Reproduce each line exactly, including spacing and punctuation.

===== Records for processing

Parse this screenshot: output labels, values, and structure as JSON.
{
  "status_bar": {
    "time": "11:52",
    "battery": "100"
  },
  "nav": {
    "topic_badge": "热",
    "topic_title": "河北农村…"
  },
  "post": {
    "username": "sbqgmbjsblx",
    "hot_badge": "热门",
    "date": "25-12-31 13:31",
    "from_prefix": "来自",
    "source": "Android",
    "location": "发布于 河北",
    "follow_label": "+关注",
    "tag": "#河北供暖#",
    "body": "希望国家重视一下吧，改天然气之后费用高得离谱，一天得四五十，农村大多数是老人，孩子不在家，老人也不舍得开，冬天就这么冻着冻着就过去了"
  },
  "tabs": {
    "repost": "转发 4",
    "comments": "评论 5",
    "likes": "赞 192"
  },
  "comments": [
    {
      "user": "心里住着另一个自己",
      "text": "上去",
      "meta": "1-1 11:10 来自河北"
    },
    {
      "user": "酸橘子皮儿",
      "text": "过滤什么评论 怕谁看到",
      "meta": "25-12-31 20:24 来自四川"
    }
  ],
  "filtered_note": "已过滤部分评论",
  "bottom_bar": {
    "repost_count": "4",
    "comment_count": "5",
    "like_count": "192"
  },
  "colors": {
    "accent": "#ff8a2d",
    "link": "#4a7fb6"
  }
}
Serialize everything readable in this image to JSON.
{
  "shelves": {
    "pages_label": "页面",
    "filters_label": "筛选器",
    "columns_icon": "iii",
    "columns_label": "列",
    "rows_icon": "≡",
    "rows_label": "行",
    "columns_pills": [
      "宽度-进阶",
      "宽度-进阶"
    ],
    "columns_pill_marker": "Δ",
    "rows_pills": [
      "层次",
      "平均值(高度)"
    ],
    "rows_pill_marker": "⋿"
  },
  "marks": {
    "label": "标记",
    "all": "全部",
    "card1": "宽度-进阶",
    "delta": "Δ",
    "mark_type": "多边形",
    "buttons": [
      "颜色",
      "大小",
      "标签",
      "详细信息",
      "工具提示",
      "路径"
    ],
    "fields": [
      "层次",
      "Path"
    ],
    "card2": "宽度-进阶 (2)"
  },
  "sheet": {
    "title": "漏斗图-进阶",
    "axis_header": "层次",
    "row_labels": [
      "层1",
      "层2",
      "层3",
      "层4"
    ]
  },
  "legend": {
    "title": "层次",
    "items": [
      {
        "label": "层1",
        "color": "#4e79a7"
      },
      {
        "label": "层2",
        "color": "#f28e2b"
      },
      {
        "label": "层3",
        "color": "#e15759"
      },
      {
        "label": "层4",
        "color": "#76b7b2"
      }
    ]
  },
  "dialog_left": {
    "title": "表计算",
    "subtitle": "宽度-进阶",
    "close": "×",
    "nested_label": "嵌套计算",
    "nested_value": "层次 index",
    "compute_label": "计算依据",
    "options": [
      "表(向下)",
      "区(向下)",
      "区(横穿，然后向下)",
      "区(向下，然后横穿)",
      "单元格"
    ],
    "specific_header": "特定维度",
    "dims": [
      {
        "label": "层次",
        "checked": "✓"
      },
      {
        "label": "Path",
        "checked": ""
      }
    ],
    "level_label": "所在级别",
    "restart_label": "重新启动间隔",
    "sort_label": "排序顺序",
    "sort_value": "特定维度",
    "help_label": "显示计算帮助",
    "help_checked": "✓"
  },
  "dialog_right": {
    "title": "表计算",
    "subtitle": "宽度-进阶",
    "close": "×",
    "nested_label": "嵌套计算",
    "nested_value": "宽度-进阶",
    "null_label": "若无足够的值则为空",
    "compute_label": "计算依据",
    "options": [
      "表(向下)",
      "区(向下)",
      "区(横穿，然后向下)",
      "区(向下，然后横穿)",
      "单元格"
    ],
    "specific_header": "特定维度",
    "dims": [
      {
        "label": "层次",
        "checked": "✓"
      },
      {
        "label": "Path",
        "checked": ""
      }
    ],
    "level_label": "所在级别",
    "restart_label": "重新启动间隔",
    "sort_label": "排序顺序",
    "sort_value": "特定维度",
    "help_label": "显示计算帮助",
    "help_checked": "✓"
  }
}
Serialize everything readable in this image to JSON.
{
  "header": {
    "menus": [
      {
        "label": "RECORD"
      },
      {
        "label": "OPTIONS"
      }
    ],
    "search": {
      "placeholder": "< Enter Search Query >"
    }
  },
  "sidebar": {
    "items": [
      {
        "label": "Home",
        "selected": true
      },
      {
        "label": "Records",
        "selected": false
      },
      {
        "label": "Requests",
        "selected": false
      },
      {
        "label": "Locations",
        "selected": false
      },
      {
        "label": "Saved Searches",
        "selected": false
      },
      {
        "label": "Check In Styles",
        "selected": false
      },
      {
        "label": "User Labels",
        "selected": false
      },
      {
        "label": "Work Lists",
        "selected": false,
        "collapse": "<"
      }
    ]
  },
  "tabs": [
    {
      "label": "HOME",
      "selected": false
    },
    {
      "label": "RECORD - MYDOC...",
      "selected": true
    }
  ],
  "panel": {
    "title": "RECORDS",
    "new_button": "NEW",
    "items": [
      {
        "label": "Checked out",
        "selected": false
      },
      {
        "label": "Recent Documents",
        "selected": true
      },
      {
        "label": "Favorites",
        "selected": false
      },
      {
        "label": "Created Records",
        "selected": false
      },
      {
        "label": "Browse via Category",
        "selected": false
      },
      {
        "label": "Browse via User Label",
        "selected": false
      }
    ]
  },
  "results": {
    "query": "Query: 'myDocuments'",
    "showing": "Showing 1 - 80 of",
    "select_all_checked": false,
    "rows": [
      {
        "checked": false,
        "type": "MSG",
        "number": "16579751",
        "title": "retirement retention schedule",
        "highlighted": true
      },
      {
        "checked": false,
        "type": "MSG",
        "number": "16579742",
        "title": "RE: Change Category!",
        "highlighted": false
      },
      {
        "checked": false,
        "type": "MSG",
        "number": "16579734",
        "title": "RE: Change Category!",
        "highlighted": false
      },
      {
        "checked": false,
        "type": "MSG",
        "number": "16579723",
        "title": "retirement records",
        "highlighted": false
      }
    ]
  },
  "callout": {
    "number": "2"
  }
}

==========

» **Reply**:
Parse this screenshot: output labels, values, and structure as JSON.
{
  "status_bar": {
    "time": "11:52",
    "battery": "100"
  },
  "nav": {
    "topic_badge": "热",
    "topic_title": "河北农村…"
  },
  "post": {
    "username": "sbqgmbjsblx",
    "hot_badge": "热门",
    "date": "25-12-31 13:31",
    "from_prefix": "来自",
    "source": "Android",
    "location": "发布于 河北",
    "follow_label": "+关注",
    "tag": "#河北供暖#",
    "body": "希望国家重视一下吧，改天然气之后费用高得离谱，一天得四五十，农村大多数是老人，孩子不在家，老人也不舍得开，冬天就这么冻着冻着就过去了"
  },
  "tabs": {
    "repost": "转发 4",
    "comments": "评论 5",
    "likes": "赞 192"
  },
  "comments": [
    {
      "user": "心里住着另一个自己",
      "text": "上去",
      "meta": "1-1 11:10 来自河北"
    },
    {
      "user": "酸橘子皮儿",
      "text": "过滤什么评论 怕谁看到",
      "meta": "25-12-31 20:24 来自四川"
    }
  ],
  "filtered_note": "已过滤部分评论",
  "bottom_bar": {
    "repost_count": "4",
    "comment_count": "5",
    "like_count": "192"
  },
  "colors": {
    "accent": "#ff8a2d",
    "link": "#4a7fb6"
  }
}
Serialize everything readable in this image to JSON.
{
  "shelves": {
    "pages_label": "页面",
    "filters_label": "筛选器",
    "columns_icon": "iii",
    "columns_label": "列",
    "rows_icon": "≡",
    "rows_label": "行",
    "columns_pills": [
      "宽度-进阶",
      "宽度-进阶"
    ],
    "columns_pill_marker": "Δ",
    "rows_pills": [
      "层次",
      "平均值(高度)"
    ],
    "rows_pill_marker": "⋿"
  },
  "marks": {
    "label": "标记",
    "all": "全部",
    "card1": "宽度-进阶",
    "delta": "Δ",
    "mark_type": "多边形",
    "buttons": [
      "颜色",
      "大小",
      "标签",
      "详细信息",
      "工具提示",
      "路径"
    ],
    "fields": [
      "层次",
      "Path"
    ],
    "card2": "宽度-进阶 (2)"
  },
  "sheet": {
    "title": "漏斗图-进阶",
    "axis_header": "层次",
    "row_labels": [
      "层1",
      "层2",
      "层3",
      "层4"
    ]
  },
  "legend": {
    "title": "层次",
    "items": [
      {
        "label": "层1",
        "color": "#4e79a7"
      },
      {
        "label": "层2",
        "color": "#f28e2b"
      },
      {
        "label": "层3",
        "color": "#e15759"
      },
      {
        "label": "层4",
        "color": "#76b7b2"
      }
    ]
  },
  "dialog_left": {
    "title": "表计算",
    "subtitle": "宽度-进阶",
    "close": "×",
    "nested_label": "嵌套计算",
    "nested_value": "层次 index",
    "compute_label": "计算依据",
    "options": [
      "表(向下)",
      "区(向下)",
      "区(横穿，然后向下)",
      "区(向下，然后横穿)",
      "单元格"
    ],
    "specific_header": "特定维度",
    "dims": [
      {
        "label": "层次",
        "checked": "✓"
      },
      {
        "label": "Path",
        "checked": ""
      }
    ],
    "level_label": "所在级别",
    "restart_label": "重新启动间隔",
    "sort_label": "排序顺序",
    "sort_value": "特定维度",
    "help_label": "显示计算帮助",
    "help_checked": "✓"
  },
  "dialog_right": {
    "title": "表计算",
    "subtitle": "宽度-进阶",
    "close": "×",
    "nested_label": "嵌套计算",
    "nested_value": "宽度-进阶",
    "null_label": "若无足够的值则为空",
    "compute_label": "计算依据",
    "options": [
      "表(向下)",
      "区(向下)",
      "区(横穿，然后向下)",
      "区(向下，然后横穿)",
      "单元格"
    ],
    "specific_header": "特定维度",
    "dims": [
      {
        "label": "层次",
        "checked": "✓"
      },
      {
        "label": "Path",
        "checked": ""
      }
    ],
    "level_label": "所在级别",
    "restart_label": "重新启动间隔",
    "sort_label": "排序顺序",
    "sort_value": "特定维度",
    "help_label": "显示计算帮助",
    "help_checked": "✓"
  }
}
Serialize everything readable in this image to JSON.
{
  "header": {
    "menus": [
      {
        "label": "RECORD"
      },
      {
        "label": "OPTIONS"
      }
    ],
    "search": {
      "placeholder": "< Enter Search Query >"
    }
  },
  "sidebar": {
    "items": [
      {
        "label": "Home",
        "selected": true
      },
      {
        "label": "Records",
        "selected": false
      },
      {
        "label": "Requests",
        "selected": false
      },
      {
        "label": "Locations",
        "selected": false
      },
      {
        "label": "Saved Searches",
        "selected": false
      },
      {
        "label": "Check In Styles",
        "selected": false
      },
      {
        "label": "User Labels",
        "selected": false
      },
      {
        "label": "Work Lists",
        "selected": false,
        "collapse": "<"
      }
    ]
  },
  "tabs": [
    {
      "label": "HOME",
      "selected": false
    },
    {
      "label": "RECORD - MYDOC...",
      "selected": true
    }
  ],
  "panel": {
    "title": "RECORDS",
    "new_button": "NEW",
    "items": [
      {
        "label": "Checked out",
        "selected": false
      },
      {
        "label": "Recent Documents",
        "selected": true
      },
      {
        "label": "Favorites",
        "selected": false
      },
      {
        "label": "Created Records",
        "selected": false
      },
      {
        "label": "Browse via Category",
        "selected": false
      },
      {
        "label": "Browse via User Label",
        "selected": false
      }
    ]
  },
  "results": {
    "query": "Query: 'myDocuments'",
    "showing": "Showing 1 - 80 of",
    "select_all_checked": false,
    "rows": [
      {
        "checked": false,
        "type": "MSG",
        "number": "16579751",
        "title": "retirement retention schedule",
        "highlighted": true
      },
      {
        "checked": false,
        "type": "MSG",
        "number": "16579742",
        "title": "RE: Change Category!",
        "highlighted": false
      },
      {
        "checked": false,
        "type": "MSG",
        "number": "16579734",
        "title": "RE: Change Category!",
        "highlighted": false
      },
      {
        "checked": false,
        "type": "MSG",
        "number": "16579723",
        "title": "retirement records",
        "highlighted": false
      }
    ]
  },
  "callout": {
    "number": "2"
  }
}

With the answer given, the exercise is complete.